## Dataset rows
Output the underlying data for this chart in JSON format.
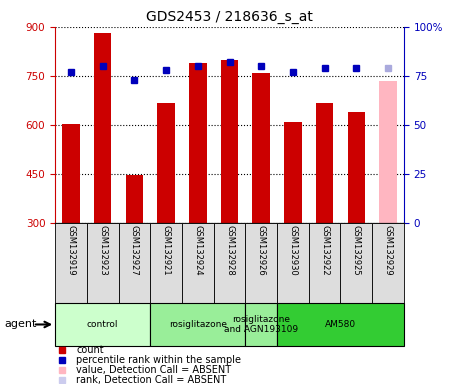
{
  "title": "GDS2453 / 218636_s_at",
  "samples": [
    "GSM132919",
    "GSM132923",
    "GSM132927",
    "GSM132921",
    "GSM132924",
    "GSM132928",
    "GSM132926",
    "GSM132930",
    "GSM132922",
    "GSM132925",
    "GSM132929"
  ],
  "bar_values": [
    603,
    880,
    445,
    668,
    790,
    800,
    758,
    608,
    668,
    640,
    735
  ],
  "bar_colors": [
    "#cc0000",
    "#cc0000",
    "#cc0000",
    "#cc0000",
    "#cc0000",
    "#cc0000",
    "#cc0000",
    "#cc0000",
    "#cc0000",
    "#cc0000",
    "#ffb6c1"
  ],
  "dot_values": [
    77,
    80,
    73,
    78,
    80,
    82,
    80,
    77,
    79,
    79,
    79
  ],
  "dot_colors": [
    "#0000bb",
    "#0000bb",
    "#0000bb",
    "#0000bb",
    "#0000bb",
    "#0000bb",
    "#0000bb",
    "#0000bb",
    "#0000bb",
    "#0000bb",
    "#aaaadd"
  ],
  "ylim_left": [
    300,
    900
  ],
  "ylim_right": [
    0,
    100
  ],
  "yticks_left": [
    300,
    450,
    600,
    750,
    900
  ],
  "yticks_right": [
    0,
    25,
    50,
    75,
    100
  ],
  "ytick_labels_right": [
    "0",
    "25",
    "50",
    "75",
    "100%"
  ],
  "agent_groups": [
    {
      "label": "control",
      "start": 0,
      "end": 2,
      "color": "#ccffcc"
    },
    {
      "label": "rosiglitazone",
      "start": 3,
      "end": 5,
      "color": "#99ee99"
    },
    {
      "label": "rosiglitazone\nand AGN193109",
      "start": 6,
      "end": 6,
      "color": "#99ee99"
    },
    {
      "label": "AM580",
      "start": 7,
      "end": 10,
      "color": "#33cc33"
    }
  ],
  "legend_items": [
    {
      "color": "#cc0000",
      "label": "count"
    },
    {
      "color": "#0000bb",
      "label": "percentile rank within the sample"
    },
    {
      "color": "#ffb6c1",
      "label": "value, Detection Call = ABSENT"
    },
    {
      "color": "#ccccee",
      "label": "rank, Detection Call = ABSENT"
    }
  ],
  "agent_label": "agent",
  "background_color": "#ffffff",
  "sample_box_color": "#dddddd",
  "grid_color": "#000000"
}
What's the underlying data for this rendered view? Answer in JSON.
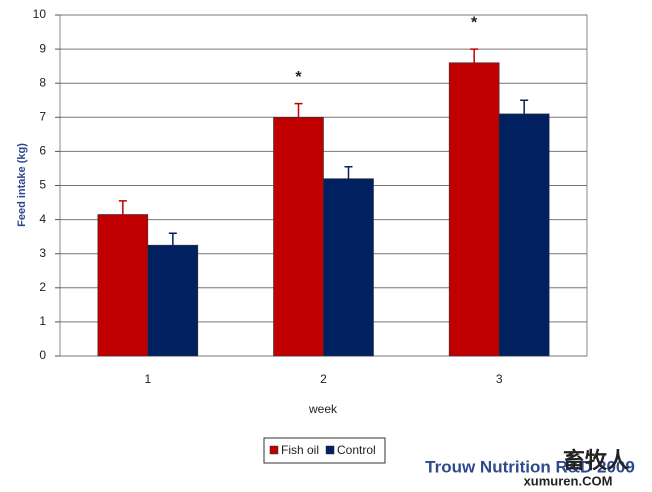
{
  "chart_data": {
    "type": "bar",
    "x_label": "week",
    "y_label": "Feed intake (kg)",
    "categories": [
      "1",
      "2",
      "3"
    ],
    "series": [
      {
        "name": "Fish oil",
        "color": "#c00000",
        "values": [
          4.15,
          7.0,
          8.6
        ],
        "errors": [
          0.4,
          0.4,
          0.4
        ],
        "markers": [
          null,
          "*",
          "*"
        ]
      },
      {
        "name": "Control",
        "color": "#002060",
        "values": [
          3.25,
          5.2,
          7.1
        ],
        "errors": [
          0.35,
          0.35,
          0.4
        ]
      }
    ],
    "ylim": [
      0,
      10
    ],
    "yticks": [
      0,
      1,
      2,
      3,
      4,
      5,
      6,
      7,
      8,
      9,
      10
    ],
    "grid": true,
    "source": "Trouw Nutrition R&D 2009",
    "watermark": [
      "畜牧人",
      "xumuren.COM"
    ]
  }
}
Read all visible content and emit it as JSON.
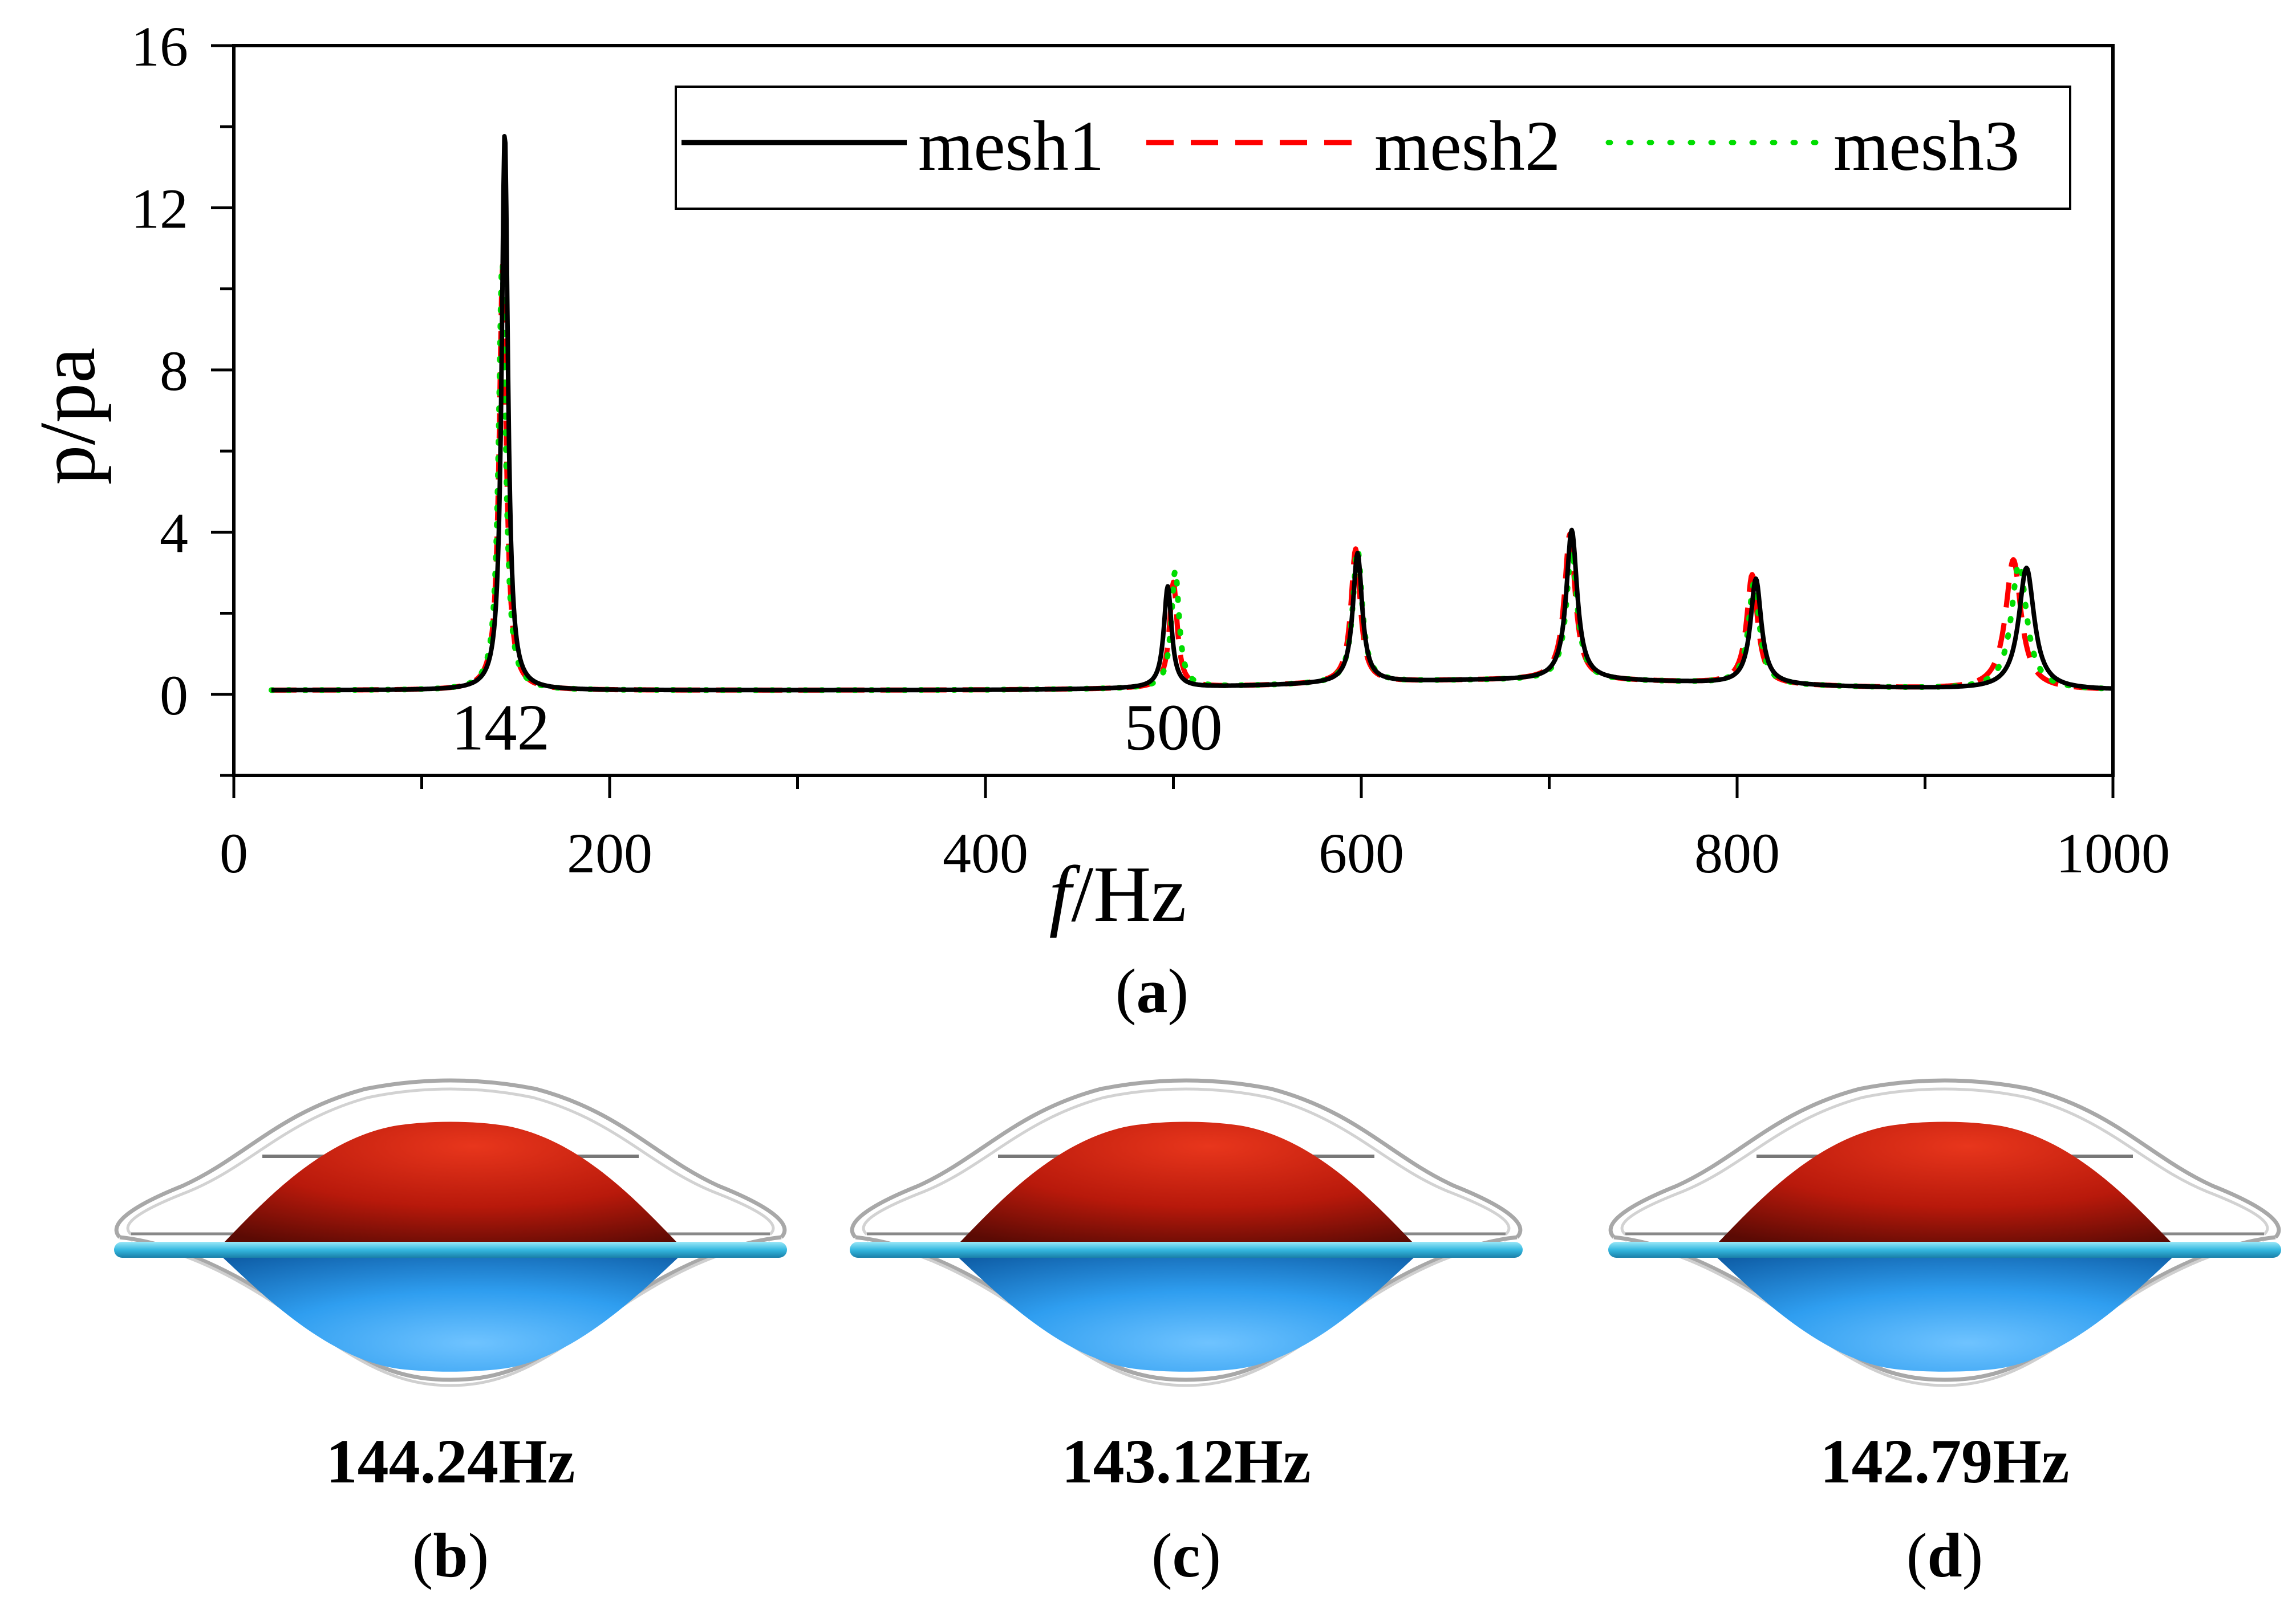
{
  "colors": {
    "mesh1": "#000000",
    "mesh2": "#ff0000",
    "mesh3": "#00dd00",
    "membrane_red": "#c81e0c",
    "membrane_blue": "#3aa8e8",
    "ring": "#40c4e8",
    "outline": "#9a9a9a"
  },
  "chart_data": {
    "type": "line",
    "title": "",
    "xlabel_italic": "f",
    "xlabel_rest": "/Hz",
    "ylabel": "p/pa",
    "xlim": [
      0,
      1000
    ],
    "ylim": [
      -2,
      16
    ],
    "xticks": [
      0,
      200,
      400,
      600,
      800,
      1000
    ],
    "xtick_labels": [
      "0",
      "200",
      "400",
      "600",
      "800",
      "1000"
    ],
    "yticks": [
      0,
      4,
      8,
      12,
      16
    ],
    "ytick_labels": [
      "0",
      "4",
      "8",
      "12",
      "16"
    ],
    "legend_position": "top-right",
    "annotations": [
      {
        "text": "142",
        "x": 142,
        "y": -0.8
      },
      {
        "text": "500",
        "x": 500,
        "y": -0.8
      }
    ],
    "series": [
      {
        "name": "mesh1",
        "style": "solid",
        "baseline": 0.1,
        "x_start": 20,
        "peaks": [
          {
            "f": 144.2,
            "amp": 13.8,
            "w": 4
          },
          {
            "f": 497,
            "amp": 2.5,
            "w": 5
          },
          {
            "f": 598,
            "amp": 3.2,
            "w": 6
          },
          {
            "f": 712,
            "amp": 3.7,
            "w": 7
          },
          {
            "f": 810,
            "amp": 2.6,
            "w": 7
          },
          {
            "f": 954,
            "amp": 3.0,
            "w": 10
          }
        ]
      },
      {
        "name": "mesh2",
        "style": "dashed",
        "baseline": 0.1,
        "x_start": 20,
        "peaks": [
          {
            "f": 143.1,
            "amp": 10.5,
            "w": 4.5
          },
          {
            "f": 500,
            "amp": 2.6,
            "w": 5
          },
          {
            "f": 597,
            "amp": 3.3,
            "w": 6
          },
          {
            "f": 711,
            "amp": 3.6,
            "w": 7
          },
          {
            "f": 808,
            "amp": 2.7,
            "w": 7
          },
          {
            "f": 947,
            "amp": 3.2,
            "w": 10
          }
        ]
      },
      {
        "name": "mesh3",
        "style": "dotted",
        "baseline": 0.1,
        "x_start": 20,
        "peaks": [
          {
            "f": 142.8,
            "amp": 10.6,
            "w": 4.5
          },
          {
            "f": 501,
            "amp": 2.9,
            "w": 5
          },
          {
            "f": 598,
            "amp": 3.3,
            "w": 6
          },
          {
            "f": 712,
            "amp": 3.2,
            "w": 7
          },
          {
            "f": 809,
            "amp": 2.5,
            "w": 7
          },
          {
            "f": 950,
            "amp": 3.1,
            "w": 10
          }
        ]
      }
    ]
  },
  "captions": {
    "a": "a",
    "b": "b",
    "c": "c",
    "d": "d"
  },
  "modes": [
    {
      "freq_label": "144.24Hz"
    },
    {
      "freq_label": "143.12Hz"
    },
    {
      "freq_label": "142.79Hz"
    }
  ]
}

## Problem requirements
Return the lines of the records that include the string "Detection".

## Correct output
      "label": "value, Detection Call = ABSENT"
      "label": "rank, Detection Call = ABSENT"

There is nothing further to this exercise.